» TASK TO COMPLETE: Reproduce every line of the listing as written, apart from the pictures.

>>>

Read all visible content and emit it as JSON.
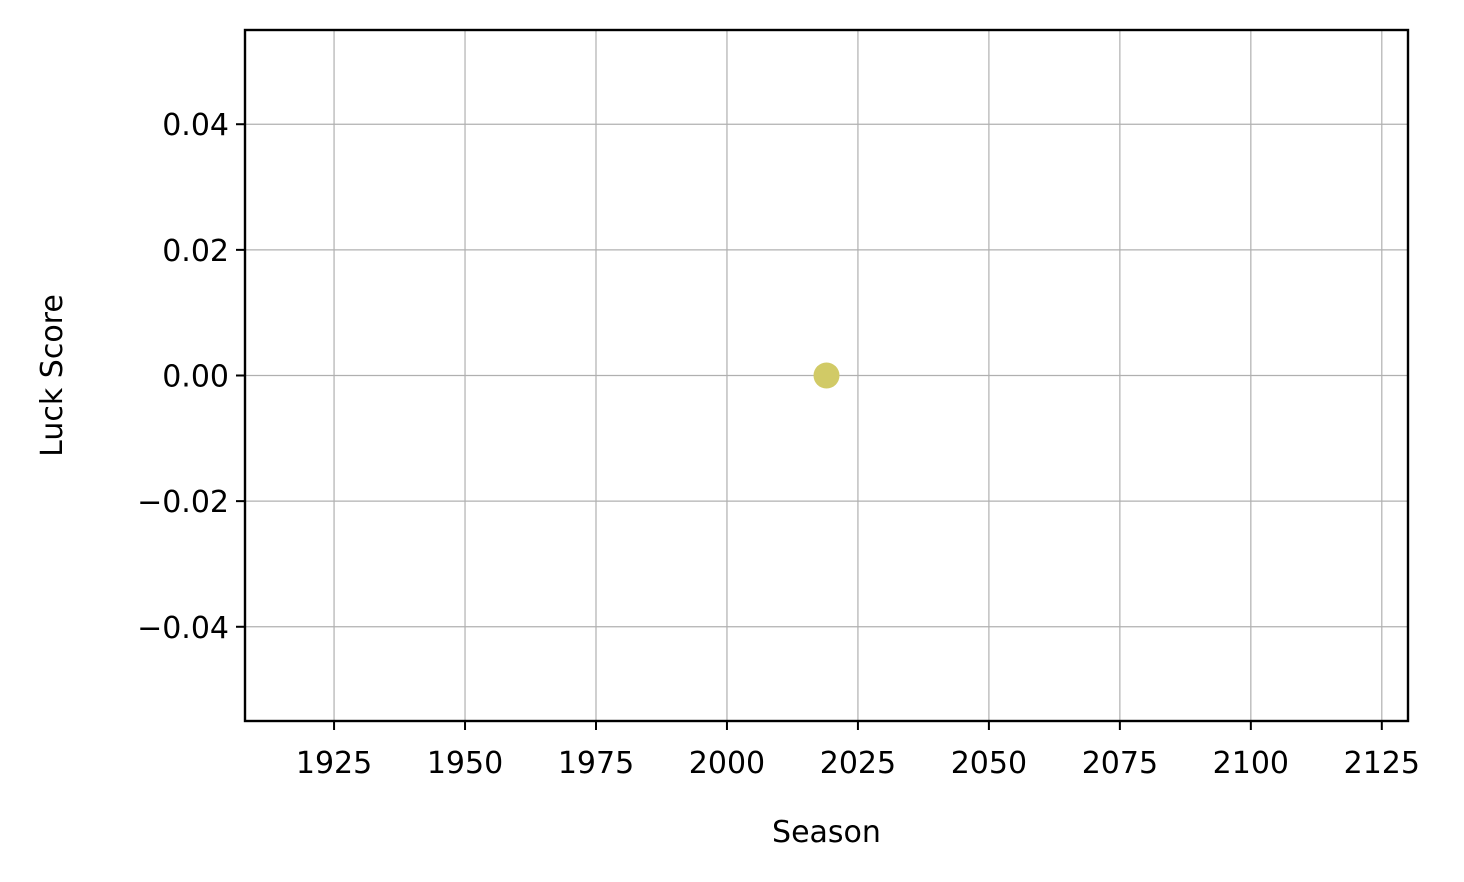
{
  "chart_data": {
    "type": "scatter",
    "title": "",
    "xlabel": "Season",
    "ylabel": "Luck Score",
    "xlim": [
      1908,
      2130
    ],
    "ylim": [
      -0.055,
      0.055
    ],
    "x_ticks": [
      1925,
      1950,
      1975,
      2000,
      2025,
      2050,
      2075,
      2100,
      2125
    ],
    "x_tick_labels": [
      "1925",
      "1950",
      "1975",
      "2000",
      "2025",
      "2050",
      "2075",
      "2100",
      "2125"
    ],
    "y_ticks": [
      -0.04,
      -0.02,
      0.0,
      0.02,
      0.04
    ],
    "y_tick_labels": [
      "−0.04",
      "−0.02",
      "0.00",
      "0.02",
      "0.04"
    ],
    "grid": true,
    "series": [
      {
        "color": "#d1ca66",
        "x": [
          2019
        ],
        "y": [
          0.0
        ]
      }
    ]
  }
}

<<<

» FULL RESPONSE:
Read all visible content and emit it as JSON.
{
  "chart_data": {
    "type": "scatter",
    "title": "",
    "xlabel": "Season",
    "ylabel": "Luck Score",
    "xlim": [
      1908,
      2130
    ],
    "ylim": [
      -0.055,
      0.055
    ],
    "x_ticks": [
      1925,
      1950,
      1975,
      2000,
      2025,
      2050,
      2075,
      2100,
      2125
    ],
    "x_tick_labels": [
      "1925",
      "1950",
      "1975",
      "2000",
      "2025",
      "2050",
      "2075",
      "2100",
      "2125"
    ],
    "y_ticks": [
      -0.04,
      -0.02,
      0.0,
      0.02,
      0.04
    ],
    "y_tick_labels": [
      "−0.04",
      "−0.02",
      "0.00",
      "0.02",
      "0.04"
    ],
    "grid": true,
    "series": [
      {
        "color": "#d1ca66",
        "x": [
          2019
        ],
        "y": [
          0.0
        ]
      }
    ]
  }
}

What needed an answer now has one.